Records from a data source
....

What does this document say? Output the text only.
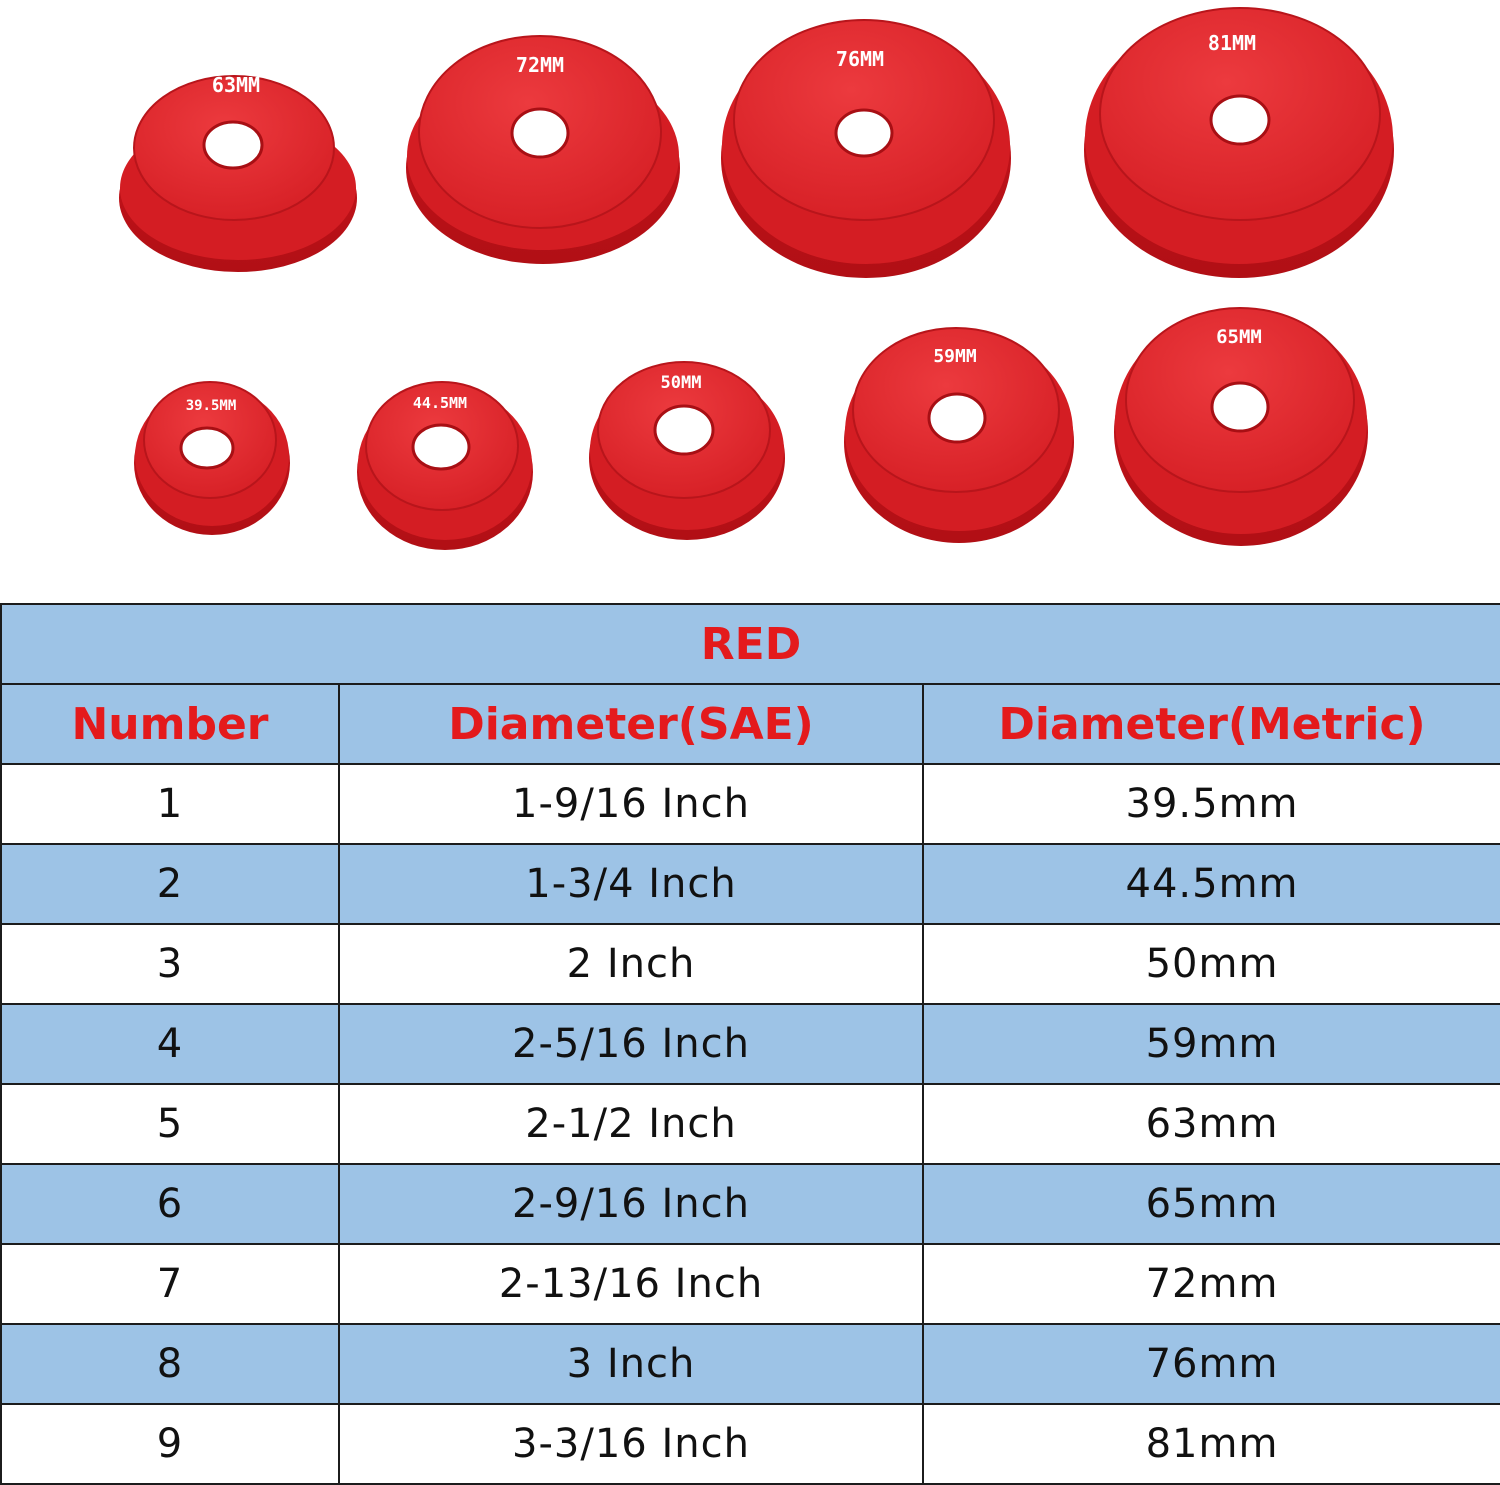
63MM
72MM	76MM
81MM
39.5MM	44.5MM
50MM
59MM
65MM
RED		
Number	Diameter(SAE)	Diameter(Metric)
1	1-9/16 Inch	39.5mm
2	1-3/4 Inch	44.5mm
3	2 Inch	50mm
4	2-5/16 Inch	59mm
5	2-1/2 Inch	63mm
6	2-9/16 Inch	65mm
7	2-13/16 Inch	72mm
8	3 Inch	76mm
9	3-3/16 Inch	81mm
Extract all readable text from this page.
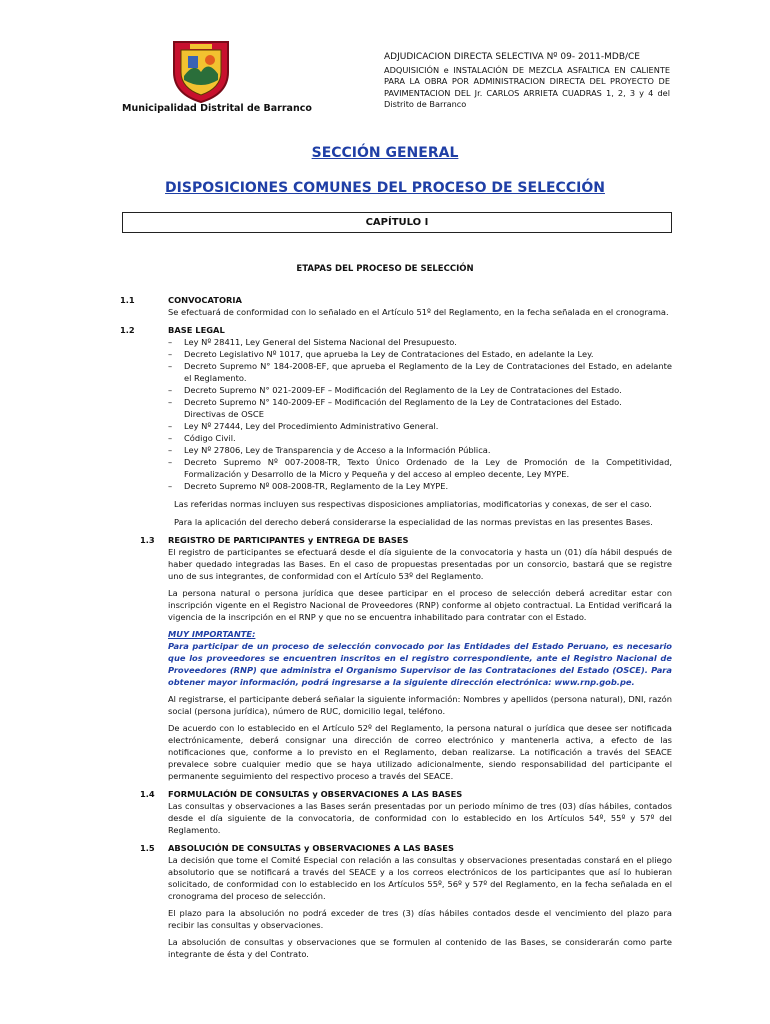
Municipalidad Distrital de Barranco
ADJUDICACION DIRECTA SELECTIVA Nº 09- 2011-MDB/CE
ADQUISICIÓN e INSTALACIÓN DE MEZCLA ASFALTICA EN CALIENTE PARA LA OBRA POR ADMINISTRACION DIRECTA DEL PROYECTO DE PAVIMENTACION DEL Jr. CARLOS ARRIETA CUADRAS 1, 2, 3 y 4 del Distrito de Barranco
SECCIÓN GENERAL
DISPOSICIONES COMUNES DEL PROCESO DE SELECCIÓN
CAPÍTULO I
ETAPAS DEL PROCESO DE SELECCIÓN
1.1	CONVOCATORIA

Se efectuará de conformidad con lo señalado en el Artículo 51º del Reglamento, en la fecha señalada en el cronograma.

1.2	BASE LEGAL
– Ley Nº 28411, Ley General del Sistema Nacional del Presupuesto.
– Decreto Legislativo Nº 1017, que aprueba la Ley de Contrataciones del Estado, en adelante la Ley.
– Decreto Supremo N° 184-2008-EF, que aprueba el Reglamento de la Ley de Contrataciones del Estado, en adelante el Reglamento.
– Decreto Supremo N° 021-2009-EF – Modificación del Reglamento de la Ley de Contrataciones del Estado.
– Decreto Supremo N° 140-2009-EF – Modificación del Reglamento de la Ley de Contrataciones del Estado.
Directivas de OSCE
– Ley Nº 27444, Ley del Procedimiento Administrativo General.
– Código Civil.
– Ley Nº 27806, Ley de Transparencia y de Acceso a la Información Pública.
– Decreto Supremo Nº 007-2008-TR, Texto Único Ordenado de la Ley de Promoción de la Competitividad, Formalización y Desarrollo de la Micro y Pequeña y del acceso al empleo decente, Ley MYPE.
– Decreto Supremo Nº 008-2008-TR, Reglamento de la Ley MYPE.

Las referidas normas incluyen sus respectivas disposiciones ampliatorias, modificatorias y conexas, de ser el caso.

Para la aplicación del derecho deberá considerarse la especialidad de las normas previstas en las presentes Bases.

1.3 REGISTRO DE PARTICIPANTES y ENTREGA DE BASES

El registro de participantes se efectuará desde el día siguiente de la convocatoria y hasta un (01) día hábil después de haber quedado integradas las Bases. En el caso de propuestas presentadas por un consorcio, bastará que se registre uno de sus integrantes, de conformidad con el Artículo 53º del Reglamento.

La persona natural o persona jurídica que desee participar en el proceso de selección deberá acreditar estar con inscripción vigente en el Registro Nacional de Proveedores (RNP) conforme al objeto contractual. La Entidad verificará la vigencia de la inscripción en el RNP y que no se encuentra inhabilitado para contratar con el Estado.

MUY IMPORTANTE:
Para participar de un proceso de selección convocado por las Entidades del Estado Peruano, es necesario que los proveedores se encuentren inscritos en el registro correspondiente, ante el Registro Nacional de Proveedores (RNP) que administra el Organismo Supervisor de las Contrataciones del Estado (OSCE). Para obtener mayor información, podrá ingresarse a la siguiente dirección electrónica: www.rnp.gob.pe.

Al registrarse, el participante deberá señalar la siguiente información: Nombres y apellidos (persona natural), DNI, razón social (persona jurídica), número de RUC, domicilio legal, teléfono.

De acuerdo con lo establecido en el Artículo 52º del Reglamento, la persona natural o jurídica que desee ser notificada electrónicamente, deberá consignar una dirección de correo electrónico y mantenerla activa, a efecto de las notificaciones que, conforme a lo previsto en el Reglamento, deban realizarse. La notificación a través del SEACE prevalece sobre cualquier medio que se haya utilizado adicionalmente, siendo responsabilidad del participante el permanente seguimiento del respectivo proceso a través del SEACE.

1.4 FORMULACIÓN DE CONSULTAS y OBSERVACIONES A LAS BASES

Las consultas y observaciones a las Bases serán presentadas por un periodo mínimo de tres (03) días hábiles, contados desde el día siguiente de la convocatoria, de conformidad con lo establecido en los Artículos 54º, 55º y 57º del Reglamento.

1.5 ABSOLUCIÓN DE CONSULTAS y OBSERVACIONES A LAS BASES

La decisión que tome el Comité Especial con relación a las consultas y observaciones presentadas constará en el pliego absolutorio que se notificará a través del SEACE y a los correos electrónicos de los participantes que así lo hubieran solicitado, de conformidad con lo establecido en los Artículos 55º, 56º y 57º del Reglamento, en la fecha señalada en el cronograma del proceso de selección.

El plazo para la absolución no podrá exceder de tres (3) días hábiles contados desde el vencimiento del plazo para recibir las consultas y observaciones.

La absolución de consultas y observaciones que se formulen al contenido de las Bases, se considerarán como parte integrante de ésta y del Contrato.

....

» **INSTRUCTION**
Check each line of the records for "dirección" and copy the ones that contain it.

» **SOLUTION TO THIS PROBLEM**
Para participar de un proceso de selección convocado por las Entidades del Estado Peruano, es necesario que los proveedores se encuentren inscritos en el registro correspondiente, ante el Registro Nacional de Proveedores (RNP) que administra el Organismo Supervisor de las Contrataciones del Estado (OSCE). Para obtener mayor información, podrá ingresarse a la siguiente dirección electrónica: www.rnp.gob.pe.
De acuerdo con lo establecido en el Artículo 52º del Reglamento, la persona natural o jurídica que desee ser notificada electrónicamente, deberá consignar una dirección de correo electrónico y mantenerla activa, a efecto de las notificaciones que, conforme a lo previsto en el Reglamento, deban realizarse. La notificación a través del SEACE prevalece sobre cualquier medio que se haya utilizado adicionalmente, siendo responsabilidad del participante el permanente seguimiento del respectivo proceso a través del SEACE.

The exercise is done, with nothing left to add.